Request: Select, from the material below, each line with "title" in it.

==*==

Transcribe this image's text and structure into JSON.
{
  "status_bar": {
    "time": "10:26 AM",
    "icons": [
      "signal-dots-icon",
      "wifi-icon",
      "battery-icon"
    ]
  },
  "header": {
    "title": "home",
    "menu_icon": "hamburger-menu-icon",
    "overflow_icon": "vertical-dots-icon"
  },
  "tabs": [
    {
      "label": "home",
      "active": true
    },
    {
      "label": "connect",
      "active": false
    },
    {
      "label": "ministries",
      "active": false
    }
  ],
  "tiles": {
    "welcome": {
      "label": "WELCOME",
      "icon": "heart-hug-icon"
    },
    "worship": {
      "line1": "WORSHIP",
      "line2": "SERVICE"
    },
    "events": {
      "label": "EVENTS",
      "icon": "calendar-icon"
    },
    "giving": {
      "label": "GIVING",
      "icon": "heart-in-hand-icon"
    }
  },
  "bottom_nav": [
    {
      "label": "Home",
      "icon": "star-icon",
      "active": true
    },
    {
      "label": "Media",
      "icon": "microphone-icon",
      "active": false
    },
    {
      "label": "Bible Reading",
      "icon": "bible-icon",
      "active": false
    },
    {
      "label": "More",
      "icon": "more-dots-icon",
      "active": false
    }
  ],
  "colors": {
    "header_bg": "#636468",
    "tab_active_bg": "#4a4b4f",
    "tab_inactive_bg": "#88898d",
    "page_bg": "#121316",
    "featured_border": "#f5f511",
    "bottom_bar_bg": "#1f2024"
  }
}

==*==

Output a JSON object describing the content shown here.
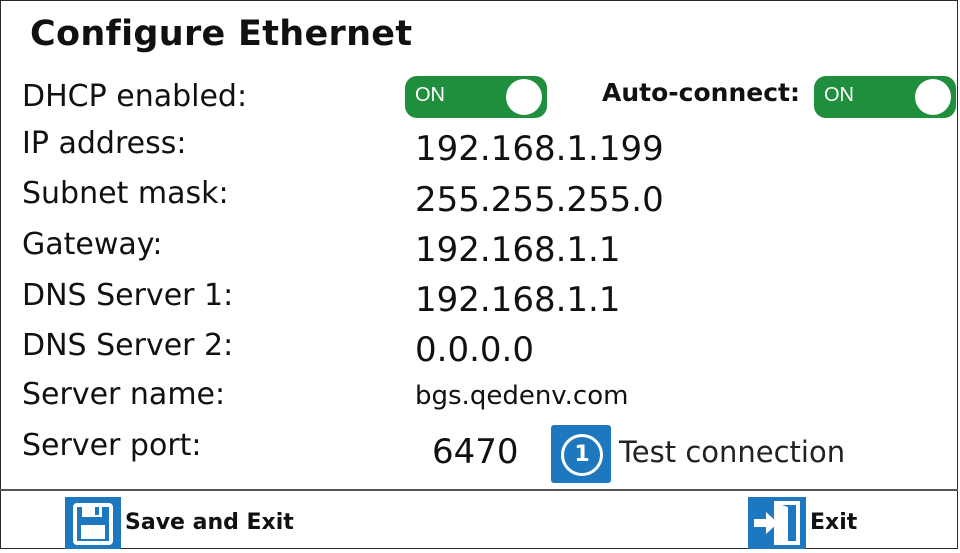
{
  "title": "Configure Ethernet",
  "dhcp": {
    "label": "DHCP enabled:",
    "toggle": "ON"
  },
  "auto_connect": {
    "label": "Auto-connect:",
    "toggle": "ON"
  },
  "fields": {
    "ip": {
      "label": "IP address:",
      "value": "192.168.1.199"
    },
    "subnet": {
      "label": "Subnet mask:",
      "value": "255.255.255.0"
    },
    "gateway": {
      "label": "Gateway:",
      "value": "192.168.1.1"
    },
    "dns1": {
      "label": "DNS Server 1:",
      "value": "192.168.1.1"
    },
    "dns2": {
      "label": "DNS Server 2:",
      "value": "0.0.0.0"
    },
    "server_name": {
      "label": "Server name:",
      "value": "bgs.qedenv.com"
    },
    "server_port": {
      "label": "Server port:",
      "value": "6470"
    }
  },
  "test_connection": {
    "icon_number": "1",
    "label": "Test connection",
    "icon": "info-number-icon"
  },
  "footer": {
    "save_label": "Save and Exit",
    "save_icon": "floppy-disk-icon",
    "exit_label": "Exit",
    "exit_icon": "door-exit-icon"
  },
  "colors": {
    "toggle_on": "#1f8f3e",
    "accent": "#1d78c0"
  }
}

==*==

Full answer:
    "title": "home",
  "title": "Configure Ethernet",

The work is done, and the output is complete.